TASK STATEMENT:
Restate the listing that follows word for word, without its pictures.

PROVIDED INFORMATION:
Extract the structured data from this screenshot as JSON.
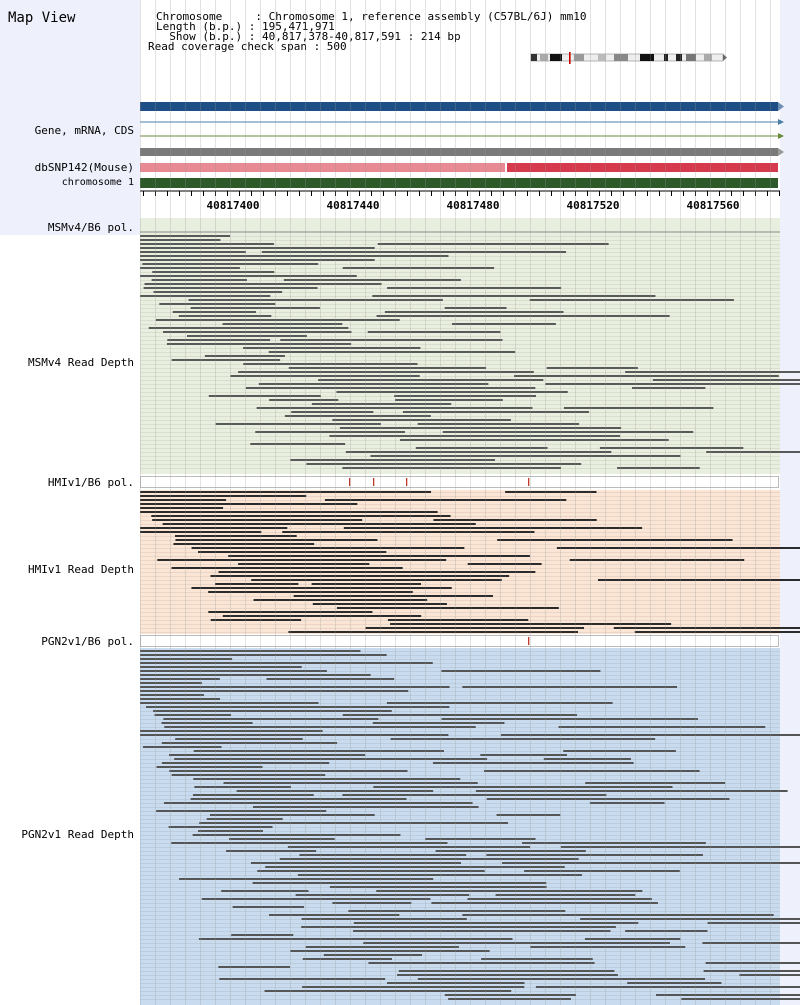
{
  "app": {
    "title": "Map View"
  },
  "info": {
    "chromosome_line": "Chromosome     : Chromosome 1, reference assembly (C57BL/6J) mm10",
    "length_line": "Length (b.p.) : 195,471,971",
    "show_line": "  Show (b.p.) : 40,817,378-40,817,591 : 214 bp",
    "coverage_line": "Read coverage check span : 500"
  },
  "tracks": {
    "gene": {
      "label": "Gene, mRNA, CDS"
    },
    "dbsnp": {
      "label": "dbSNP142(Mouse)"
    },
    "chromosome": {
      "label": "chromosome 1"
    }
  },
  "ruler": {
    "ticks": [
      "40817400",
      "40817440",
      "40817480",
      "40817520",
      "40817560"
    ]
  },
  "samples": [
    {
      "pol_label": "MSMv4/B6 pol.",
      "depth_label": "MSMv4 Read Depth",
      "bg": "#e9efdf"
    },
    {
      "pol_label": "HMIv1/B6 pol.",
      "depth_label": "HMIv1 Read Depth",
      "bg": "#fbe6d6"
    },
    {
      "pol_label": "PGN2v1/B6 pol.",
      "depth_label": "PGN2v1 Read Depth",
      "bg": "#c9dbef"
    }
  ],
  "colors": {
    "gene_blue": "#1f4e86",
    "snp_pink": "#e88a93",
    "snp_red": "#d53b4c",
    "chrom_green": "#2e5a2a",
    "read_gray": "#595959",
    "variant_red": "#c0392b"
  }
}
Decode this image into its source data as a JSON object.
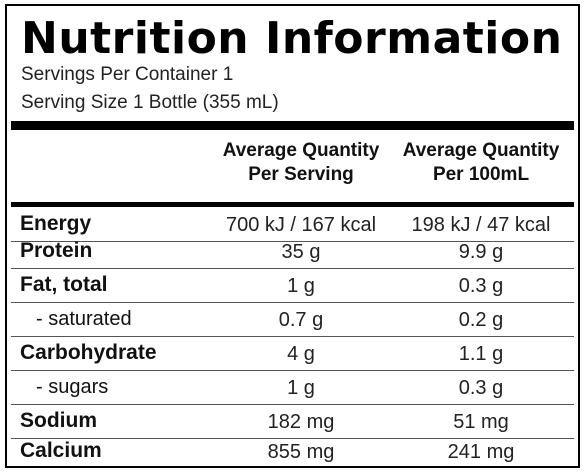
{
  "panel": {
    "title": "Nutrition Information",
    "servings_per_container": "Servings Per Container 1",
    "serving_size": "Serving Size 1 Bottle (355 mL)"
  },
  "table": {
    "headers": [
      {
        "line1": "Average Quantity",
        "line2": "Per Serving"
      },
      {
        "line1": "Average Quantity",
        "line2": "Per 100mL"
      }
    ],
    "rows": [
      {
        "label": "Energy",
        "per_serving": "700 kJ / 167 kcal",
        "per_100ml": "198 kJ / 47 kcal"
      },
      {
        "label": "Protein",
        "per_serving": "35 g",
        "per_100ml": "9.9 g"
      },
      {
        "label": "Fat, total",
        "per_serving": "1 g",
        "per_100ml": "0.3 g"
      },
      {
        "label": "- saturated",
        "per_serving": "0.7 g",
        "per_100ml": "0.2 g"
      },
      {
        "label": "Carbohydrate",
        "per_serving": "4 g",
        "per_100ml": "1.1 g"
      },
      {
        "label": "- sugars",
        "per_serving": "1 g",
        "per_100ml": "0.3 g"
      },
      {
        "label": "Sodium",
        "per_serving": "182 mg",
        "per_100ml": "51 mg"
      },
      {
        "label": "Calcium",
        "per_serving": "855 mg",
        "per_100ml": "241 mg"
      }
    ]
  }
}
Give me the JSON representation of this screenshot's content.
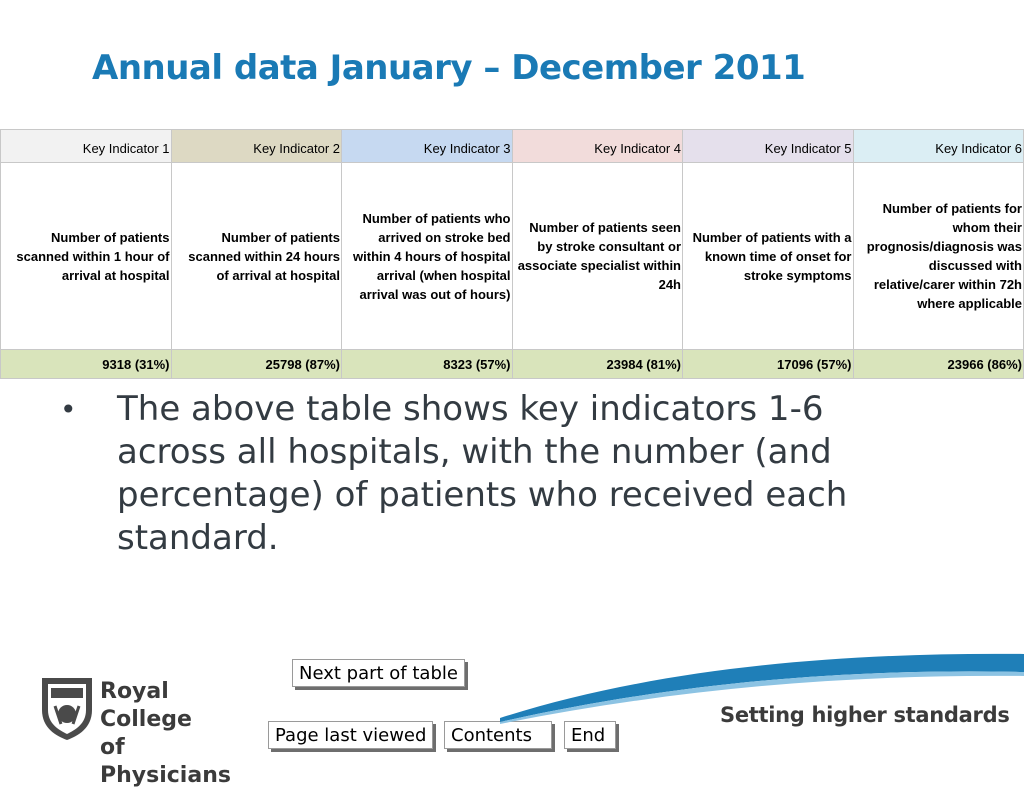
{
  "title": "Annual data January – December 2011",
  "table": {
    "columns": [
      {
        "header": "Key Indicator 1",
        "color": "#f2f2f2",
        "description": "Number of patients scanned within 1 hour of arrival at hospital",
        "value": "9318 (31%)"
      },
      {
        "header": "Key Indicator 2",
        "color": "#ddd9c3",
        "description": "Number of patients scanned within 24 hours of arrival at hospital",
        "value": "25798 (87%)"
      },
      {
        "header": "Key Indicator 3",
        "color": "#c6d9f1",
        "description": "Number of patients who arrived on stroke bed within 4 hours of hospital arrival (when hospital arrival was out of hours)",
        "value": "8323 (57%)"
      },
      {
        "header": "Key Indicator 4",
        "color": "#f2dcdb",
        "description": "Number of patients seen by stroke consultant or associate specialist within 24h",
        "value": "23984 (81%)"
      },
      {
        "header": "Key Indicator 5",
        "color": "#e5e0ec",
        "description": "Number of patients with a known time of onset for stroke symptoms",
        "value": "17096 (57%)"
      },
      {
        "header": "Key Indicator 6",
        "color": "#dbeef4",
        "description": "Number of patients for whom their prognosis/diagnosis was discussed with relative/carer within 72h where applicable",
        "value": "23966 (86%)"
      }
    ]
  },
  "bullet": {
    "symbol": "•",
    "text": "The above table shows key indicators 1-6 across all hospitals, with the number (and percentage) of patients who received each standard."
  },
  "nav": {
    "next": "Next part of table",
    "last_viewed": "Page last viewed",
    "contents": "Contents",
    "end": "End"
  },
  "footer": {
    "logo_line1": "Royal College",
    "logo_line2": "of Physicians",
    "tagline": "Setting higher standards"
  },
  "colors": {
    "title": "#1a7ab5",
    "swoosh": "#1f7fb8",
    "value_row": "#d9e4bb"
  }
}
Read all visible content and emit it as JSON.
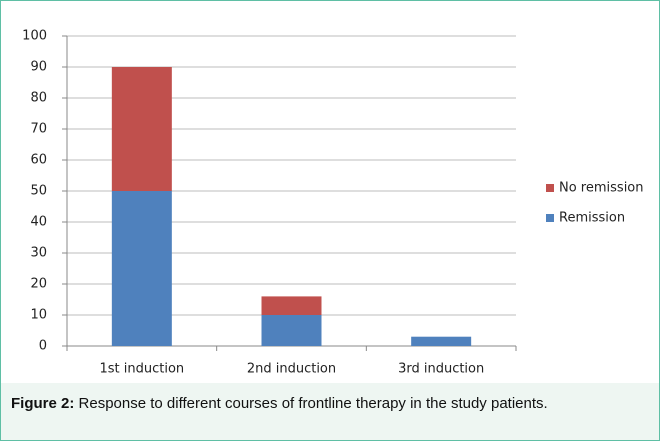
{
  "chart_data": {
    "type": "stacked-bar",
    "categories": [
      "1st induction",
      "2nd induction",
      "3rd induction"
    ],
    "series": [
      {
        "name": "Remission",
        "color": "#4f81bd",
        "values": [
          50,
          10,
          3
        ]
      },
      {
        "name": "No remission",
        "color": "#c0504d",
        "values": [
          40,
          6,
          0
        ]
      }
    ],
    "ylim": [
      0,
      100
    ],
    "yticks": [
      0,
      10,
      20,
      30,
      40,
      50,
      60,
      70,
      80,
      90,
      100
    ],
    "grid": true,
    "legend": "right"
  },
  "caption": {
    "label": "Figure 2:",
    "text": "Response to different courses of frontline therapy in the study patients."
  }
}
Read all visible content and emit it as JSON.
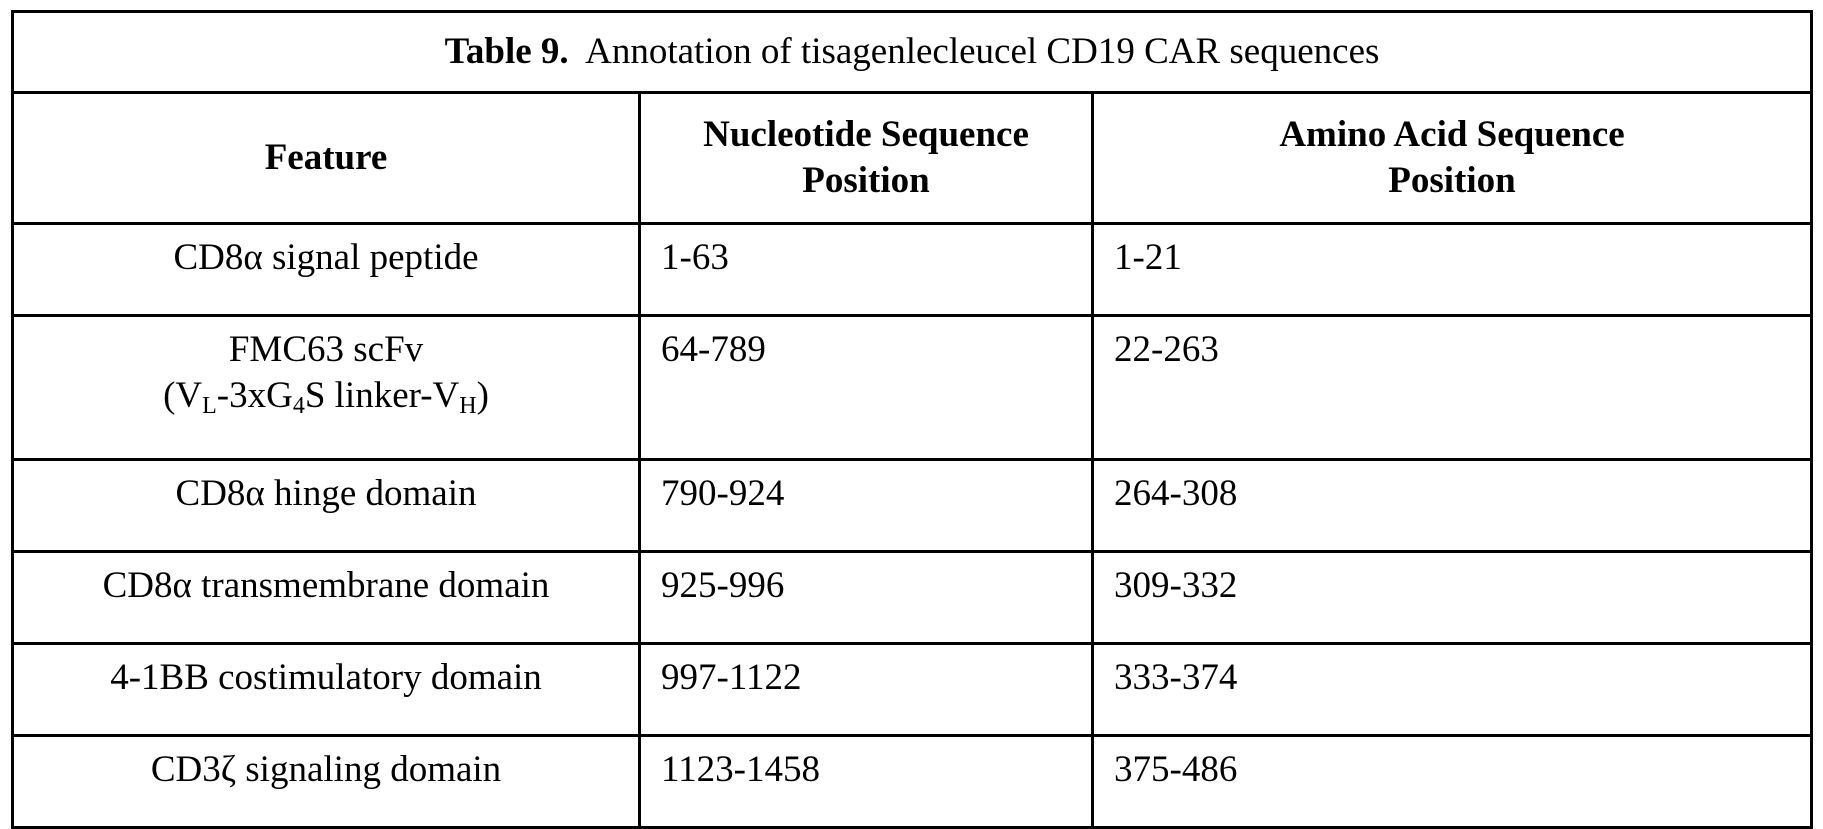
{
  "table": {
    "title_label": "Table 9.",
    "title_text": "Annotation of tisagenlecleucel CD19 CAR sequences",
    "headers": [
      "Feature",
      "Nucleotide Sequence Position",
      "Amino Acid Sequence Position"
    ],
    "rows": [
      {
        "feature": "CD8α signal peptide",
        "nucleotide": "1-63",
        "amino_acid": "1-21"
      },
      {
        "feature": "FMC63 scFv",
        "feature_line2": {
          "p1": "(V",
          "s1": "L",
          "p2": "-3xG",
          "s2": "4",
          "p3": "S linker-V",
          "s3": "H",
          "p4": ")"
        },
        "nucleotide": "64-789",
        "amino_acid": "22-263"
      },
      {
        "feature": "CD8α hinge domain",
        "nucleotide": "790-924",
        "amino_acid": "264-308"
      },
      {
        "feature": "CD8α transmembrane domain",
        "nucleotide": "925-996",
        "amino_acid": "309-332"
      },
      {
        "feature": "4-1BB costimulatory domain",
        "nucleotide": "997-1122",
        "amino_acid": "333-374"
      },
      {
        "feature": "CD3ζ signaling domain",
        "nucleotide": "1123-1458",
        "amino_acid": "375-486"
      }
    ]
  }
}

RESPONSE AREA:
Extract the structured data from this screenshot as JSON.
{
  "app": {
    "title": "Map View"
  },
  "info": {
    "chromosome_line": "Chromosome     : Chromosome 1, reference assembly (C57BL/6J) mm10",
    "length_line": "Length (b.p.) : 195,471,971",
    "show_line": "  Show (b.p.) : 40,817,378-40,817,591 : 214 bp",
    "coverage_line": "Read coverage check span : 500"
  },
  "tracks": {
    "gene": {
      "label": "Gene, mRNA, CDS"
    },
    "dbsnp": {
      "label": "dbSNP142(Mouse)"
    },
    "chromosome": {
      "label": "chromosome 1"
    }
  },
  "ruler": {
    "ticks": [
      "40817400",
      "40817440",
      "40817480",
      "40817520",
      "40817560"
    ]
  },
  "samples": [
    {
      "pol_label": "MSMv4/B6 pol.",
      "depth_label": "MSMv4 Read Depth",
      "bg": "#e9efdf"
    },
    {
      "pol_label": "HMIv1/B6 pol.",
      "depth_label": "HMIv1 Read Depth",
      "bg": "#fbe6d6"
    },
    {
      "pol_label": "PGN2v1/B6 pol.",
      "depth_label": "PGN2v1 Read Depth",
      "bg": "#c9dbef"
    }
  ],
  "colors": {
    "gene_blue": "#1f4e86",
    "snp_pink": "#e88a93",
    "snp_red": "#d53b4c",
    "chrom_green": "#2e5a2a",
    "read_gray": "#595959",
    "variant_red": "#c0392b"
  }
}
Decode this image into its source data as a JSON object.
{
  "panel": {
    "title": "Nutrition Information",
    "servings_per_container": "Servings Per Container 1",
    "serving_size": "Serving Size 1 Bottle (355 mL)"
  },
  "table": {
    "headers": [
      {
        "line1": "Average Quantity",
        "line2": "Per Serving"
      },
      {
        "line1": "Average Quantity",
        "line2": "Per 100mL"
      }
    ],
    "rows": [
      {
        "label": "Energy",
        "per_serving": "700 kJ / 167 kcal",
        "per_100ml": "198 kJ / 47 kcal"
      },
      {
        "label": "Protein",
        "per_serving": "35 g",
        "per_100ml": "9.9 g"
      },
      {
        "label": "Fat, total",
        "per_serving": "1 g",
        "per_100ml": "0.3 g"
      },
      {
        "label": "- saturated",
        "per_serving": "0.7 g",
        "per_100ml": "0.2 g"
      },
      {
        "label": "Carbohydrate",
        "per_serving": "4 g",
        "per_100ml": "1.1 g"
      },
      {
        "label": "- sugars",
        "per_serving": "1 g",
        "per_100ml": "0.3 g"
      },
      {
        "label": "Sodium",
        "per_serving": "182 mg",
        "per_100ml": "51 mg"
      },
      {
        "label": "Calcium",
        "per_serving": "855 mg",
        "per_100ml": "241 mg"
      }
    ]
  }
}
Give me the JSON representation of this screenshot's content.
{
  "title": "Annual data January – December 2011",
  "table": {
    "columns": [
      {
        "header": "Key Indicator 1",
        "color": "#f2f2f2",
        "description": "Number of patients scanned within 1 hour of arrival at hospital",
        "value": "9318 (31%)"
      },
      {
        "header": "Key Indicator 2",
        "color": "#ddd9c3",
        "description": "Number of patients scanned within 24 hours of arrival at hospital",
        "value": "25798 (87%)"
      },
      {
        "header": "Key Indicator 3",
        "color": "#c6d9f1",
        "description": "Number of patients who arrived on stroke bed within 4 hours of hospital arrival (when hospital arrival was out of hours)",
        "value": "8323 (57%)"
      },
      {
        "header": "Key Indicator 4",
        "color": "#f2dcdb",
        "description": "Number of patients seen by stroke consultant or associate specialist within 24h",
        "value": "23984 (81%)"
      },
      {
        "header": "Key Indicator 5",
        "color": "#e5e0ec",
        "description": "Number of patients with a known time of onset for stroke symptoms",
        "value": "17096 (57%)"
      },
      {
        "header": "Key Indicator 6",
        "color": "#dbeef4",
        "description": "Number of patients for whom their prognosis/diagnosis was discussed with relative/carer within 72h where applicable",
        "value": "23966 (86%)"
      }
    ]
  },
  "bullet": {
    "symbol": "•",
    "text": "The above table shows key indicators 1-6 across all hospitals, with the number (and percentage) of patients who received each standard."
  },
  "nav": {
    "next": "Next part of table",
    "last_viewed": "Page last viewed",
    "contents": "Contents",
    "end": "End"
  },
  "footer": {
    "logo_line1": "Royal College",
    "logo_line2": "of Physicians",
    "tagline": "Setting higher standards"
  },
  "colors": {
    "title": "#1a7ab5",
    "swoosh": "#1f7fb8",
    "value_row": "#d9e4bb"
  }
}
Read all visible content and emit it as JSON.
{
  "chart_data": {
    "type": "stacked-bar",
    "categories": [
      "1st induction",
      "2nd induction",
      "3rd induction"
    ],
    "series": [
      {
        "name": "Remission",
        "color": "#4f81bd",
        "values": [
          50,
          10,
          3
        ]
      },
      {
        "name": "No remission",
        "color": "#c0504d",
        "values": [
          40,
          6,
          0
        ]
      }
    ],
    "ylim": [
      0,
      100
    ],
    "yticks": [
      0,
      10,
      20,
      30,
      40,
      50,
      60,
      70,
      80,
      90,
      100
    ],
    "grid": true,
    "legend": "right"
  },
  "caption": {
    "label": "Figure 2:",
    "text": "Response to different courses of frontline therapy in the study patients."
  }
}
Read all visible content and emit it as JSON.
{
  "table": {
    "title_label": "Table 9.",
    "title_text": "Annotation of tisagenlecleucel CD19 CAR sequences",
    "headers": [
      "Feature",
      "Nucleotide Sequence Position",
      "Amino Acid Sequence Position"
    ],
    "rows": [
      {
        "feature": "CD8α signal peptide",
        "nucleotide": "1-63",
        "amino_acid": "1-21"
      },
      {
        "feature": "FMC63 scFv",
        "feature_line2": {
          "p1": "(V",
          "s1": "L",
          "p2": "-3xG",
          "s2": "4",
          "p3": "S linker-V",
          "s3": "H",
          "p4": ")"
        },
        "nucleotide": "64-789",
        "amino_acid": "22-263"
      },
      {
        "feature": "CD8α hinge domain",
        "nucleotide": "790-924",
        "amino_acid": "264-308"
      },
      {
        "feature": "CD8α transmembrane domain",
        "nucleotide": "925-996",
        "amino_acid": "309-332"
      },
      {
        "feature": "4-1BB costimulatory domain",
        "nucleotide": "997-1122",
        "amino_acid": "333-374"
      },
      {
        "feature": "CD3ζ signaling domain",
        "nucleotide": "1123-1458",
        "amino_acid": "375-486"
      }
    ]
  }
}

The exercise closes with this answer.